*Task data:*
--
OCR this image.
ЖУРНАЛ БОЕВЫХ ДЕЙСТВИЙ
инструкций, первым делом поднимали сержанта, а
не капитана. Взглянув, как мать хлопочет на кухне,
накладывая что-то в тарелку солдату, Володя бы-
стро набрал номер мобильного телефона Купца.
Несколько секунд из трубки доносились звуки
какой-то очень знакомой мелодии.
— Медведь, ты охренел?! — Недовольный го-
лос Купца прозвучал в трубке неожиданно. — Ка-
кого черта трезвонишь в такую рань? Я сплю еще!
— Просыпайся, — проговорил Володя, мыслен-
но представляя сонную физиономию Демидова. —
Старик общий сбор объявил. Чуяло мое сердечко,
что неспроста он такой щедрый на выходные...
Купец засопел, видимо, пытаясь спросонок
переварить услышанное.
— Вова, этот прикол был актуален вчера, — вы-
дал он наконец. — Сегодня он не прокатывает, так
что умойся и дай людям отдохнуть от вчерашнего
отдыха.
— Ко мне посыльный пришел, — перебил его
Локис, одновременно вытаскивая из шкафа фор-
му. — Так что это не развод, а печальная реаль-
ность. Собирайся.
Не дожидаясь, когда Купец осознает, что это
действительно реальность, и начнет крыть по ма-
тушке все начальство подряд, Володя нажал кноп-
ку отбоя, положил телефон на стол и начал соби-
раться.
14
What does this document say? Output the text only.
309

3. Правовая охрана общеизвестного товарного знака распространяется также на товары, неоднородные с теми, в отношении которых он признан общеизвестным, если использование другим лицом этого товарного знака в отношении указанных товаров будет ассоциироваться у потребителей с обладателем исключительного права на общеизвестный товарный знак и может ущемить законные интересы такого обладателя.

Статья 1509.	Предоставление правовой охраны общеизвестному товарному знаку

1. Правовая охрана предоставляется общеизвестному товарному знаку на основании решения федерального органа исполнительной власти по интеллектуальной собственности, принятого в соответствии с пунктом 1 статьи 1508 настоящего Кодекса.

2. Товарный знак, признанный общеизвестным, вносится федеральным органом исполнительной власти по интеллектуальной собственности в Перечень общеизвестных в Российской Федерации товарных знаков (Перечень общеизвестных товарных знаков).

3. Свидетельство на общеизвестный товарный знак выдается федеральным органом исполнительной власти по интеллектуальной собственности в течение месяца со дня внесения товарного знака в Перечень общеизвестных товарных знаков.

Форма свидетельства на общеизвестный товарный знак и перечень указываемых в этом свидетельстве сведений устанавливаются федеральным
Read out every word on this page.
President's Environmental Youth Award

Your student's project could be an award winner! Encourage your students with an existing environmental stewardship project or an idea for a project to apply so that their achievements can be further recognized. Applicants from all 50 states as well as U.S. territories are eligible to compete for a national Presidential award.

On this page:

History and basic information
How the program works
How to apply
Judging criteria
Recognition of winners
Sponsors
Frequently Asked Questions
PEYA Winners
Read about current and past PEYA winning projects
--
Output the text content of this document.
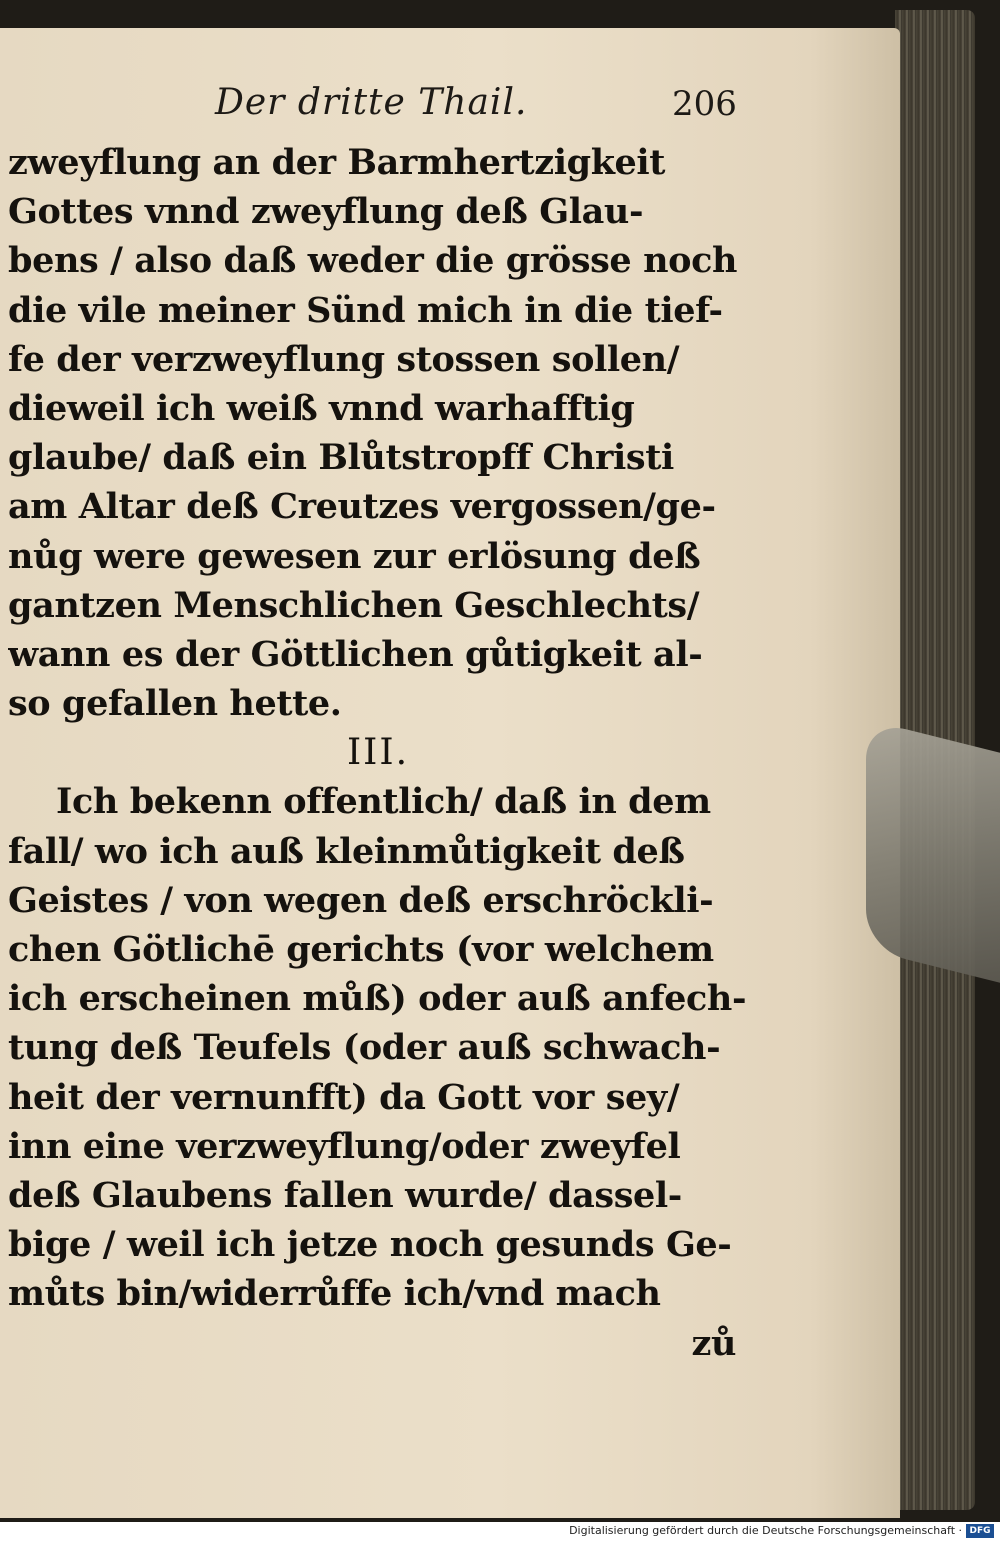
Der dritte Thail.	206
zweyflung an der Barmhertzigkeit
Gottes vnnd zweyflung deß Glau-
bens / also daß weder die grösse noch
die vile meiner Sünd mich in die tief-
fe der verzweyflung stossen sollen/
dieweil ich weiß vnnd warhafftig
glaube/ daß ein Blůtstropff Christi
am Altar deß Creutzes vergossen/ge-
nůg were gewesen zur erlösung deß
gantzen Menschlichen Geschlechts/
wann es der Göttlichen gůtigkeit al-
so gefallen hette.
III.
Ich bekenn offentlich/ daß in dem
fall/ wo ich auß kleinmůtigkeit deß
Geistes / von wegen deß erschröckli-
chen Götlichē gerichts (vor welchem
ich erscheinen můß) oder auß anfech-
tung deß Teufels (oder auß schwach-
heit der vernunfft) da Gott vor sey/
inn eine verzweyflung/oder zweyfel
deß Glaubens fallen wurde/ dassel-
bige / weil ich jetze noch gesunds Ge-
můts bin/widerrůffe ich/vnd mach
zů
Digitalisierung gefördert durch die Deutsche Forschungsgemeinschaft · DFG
--
*Set task:* Where a line of the entries contains the word "oder", copy that line.

*Reply:*
ich erscheinen můß) oder auß anfech-
tung deß Teufels (oder auß schwach-
inn eine verzweyflung/oder zweyfel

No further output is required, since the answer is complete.